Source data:

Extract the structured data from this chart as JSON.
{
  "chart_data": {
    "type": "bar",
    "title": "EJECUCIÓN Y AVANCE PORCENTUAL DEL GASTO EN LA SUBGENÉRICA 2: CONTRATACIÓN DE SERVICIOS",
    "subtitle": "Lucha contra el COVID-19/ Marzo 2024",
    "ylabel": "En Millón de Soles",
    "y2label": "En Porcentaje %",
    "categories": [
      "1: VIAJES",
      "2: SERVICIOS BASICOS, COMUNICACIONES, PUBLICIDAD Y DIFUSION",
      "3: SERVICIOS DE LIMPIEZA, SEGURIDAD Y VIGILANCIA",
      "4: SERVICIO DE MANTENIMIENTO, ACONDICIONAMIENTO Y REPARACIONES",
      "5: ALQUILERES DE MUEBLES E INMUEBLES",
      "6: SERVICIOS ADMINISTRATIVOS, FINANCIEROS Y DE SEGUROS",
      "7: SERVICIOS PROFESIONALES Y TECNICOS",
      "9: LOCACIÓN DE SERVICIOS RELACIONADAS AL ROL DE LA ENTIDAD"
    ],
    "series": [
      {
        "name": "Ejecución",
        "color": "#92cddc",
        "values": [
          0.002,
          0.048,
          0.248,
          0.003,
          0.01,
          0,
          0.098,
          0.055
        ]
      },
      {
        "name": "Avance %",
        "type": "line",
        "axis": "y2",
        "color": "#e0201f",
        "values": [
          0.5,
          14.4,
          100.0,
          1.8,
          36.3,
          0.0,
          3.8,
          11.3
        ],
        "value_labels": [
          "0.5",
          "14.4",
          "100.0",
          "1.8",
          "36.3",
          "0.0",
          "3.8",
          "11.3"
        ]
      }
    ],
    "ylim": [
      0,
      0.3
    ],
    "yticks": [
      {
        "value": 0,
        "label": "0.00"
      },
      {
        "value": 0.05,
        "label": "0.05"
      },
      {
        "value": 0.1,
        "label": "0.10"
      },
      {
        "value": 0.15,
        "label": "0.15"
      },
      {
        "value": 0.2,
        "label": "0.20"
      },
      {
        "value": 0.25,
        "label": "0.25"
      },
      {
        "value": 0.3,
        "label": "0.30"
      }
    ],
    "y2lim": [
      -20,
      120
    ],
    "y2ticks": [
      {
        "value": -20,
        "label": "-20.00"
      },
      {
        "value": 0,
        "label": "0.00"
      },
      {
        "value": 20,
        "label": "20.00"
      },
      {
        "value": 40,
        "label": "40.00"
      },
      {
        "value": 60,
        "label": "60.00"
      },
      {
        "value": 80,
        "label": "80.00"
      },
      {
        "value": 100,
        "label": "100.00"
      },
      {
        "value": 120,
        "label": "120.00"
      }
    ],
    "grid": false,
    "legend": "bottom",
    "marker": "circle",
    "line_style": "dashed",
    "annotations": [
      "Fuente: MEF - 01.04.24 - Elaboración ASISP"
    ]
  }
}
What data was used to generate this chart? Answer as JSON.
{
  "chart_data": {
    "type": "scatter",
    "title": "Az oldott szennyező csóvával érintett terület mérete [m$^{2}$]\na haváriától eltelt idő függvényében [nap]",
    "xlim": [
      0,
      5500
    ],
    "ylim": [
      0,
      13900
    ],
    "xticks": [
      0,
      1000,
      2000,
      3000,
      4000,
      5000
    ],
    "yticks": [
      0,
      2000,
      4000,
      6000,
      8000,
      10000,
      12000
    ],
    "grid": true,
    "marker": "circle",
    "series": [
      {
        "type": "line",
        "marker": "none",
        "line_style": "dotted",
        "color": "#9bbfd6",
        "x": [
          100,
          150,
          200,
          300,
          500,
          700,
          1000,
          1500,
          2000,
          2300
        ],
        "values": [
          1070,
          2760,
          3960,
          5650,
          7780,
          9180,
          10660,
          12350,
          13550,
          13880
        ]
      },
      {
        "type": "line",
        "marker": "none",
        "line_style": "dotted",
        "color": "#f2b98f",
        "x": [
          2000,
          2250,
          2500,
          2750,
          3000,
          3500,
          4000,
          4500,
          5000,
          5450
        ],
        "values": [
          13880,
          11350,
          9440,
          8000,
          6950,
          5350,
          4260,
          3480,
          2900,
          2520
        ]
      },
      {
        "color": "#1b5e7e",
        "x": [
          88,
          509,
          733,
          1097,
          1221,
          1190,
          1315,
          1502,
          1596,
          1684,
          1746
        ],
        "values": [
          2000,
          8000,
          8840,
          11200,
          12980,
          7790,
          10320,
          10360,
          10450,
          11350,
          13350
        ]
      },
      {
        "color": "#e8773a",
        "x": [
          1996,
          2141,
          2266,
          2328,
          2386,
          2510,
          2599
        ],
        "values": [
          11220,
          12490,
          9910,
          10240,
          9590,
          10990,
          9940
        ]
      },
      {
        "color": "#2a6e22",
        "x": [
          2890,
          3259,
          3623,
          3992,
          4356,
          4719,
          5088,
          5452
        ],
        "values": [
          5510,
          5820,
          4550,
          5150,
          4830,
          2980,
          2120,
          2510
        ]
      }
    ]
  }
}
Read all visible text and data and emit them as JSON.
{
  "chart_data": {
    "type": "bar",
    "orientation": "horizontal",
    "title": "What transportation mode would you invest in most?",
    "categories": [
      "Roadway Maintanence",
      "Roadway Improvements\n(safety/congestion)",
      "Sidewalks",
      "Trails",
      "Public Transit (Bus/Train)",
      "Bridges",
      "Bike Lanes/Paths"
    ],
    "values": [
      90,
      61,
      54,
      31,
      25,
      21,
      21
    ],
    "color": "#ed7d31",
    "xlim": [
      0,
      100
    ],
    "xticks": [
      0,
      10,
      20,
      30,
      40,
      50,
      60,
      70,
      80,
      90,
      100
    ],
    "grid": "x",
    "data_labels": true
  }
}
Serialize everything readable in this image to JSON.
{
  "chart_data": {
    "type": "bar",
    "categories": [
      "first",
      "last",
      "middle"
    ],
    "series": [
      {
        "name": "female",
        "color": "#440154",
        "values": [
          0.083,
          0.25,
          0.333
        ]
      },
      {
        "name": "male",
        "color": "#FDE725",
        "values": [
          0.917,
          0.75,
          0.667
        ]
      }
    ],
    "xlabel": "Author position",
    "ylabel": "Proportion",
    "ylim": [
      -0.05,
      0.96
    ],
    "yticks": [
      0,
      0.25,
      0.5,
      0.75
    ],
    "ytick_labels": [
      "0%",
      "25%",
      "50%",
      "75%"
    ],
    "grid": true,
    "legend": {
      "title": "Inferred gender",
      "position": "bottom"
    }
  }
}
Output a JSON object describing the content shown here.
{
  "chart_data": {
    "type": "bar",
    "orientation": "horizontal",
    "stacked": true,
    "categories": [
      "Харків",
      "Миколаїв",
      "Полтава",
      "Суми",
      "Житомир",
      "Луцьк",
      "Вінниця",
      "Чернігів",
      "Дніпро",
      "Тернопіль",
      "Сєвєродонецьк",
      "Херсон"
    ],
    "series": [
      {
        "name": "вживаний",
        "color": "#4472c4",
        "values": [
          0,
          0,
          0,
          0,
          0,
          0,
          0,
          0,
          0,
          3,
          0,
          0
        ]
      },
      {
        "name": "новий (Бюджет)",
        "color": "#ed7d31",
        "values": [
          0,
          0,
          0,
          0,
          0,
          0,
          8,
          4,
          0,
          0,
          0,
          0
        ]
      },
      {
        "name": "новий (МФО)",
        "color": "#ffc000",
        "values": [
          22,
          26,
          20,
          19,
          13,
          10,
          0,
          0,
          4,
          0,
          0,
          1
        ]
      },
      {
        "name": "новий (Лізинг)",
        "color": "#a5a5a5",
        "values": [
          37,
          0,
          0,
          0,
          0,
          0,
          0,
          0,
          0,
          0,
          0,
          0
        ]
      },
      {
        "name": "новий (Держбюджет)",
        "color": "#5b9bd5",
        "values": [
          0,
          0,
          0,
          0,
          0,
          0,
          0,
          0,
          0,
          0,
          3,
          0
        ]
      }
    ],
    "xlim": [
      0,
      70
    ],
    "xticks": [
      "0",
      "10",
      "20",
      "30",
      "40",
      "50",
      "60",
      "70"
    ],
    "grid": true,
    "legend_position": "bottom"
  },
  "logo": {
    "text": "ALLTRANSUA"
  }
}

== DESCRIPTION OF THE TASK ==
Scan the lines for the string "JSON". Copy out each line that matches.

== ANSWER TO THE EXERCISE ==
Extract the structured data from this chart as JSON.
What data was used to generate this chart? Answer as JSON.
Read all visible text and data and emit them as JSON.
Serialize everything readable in this image to JSON.
Output a JSON object describing the content shown here.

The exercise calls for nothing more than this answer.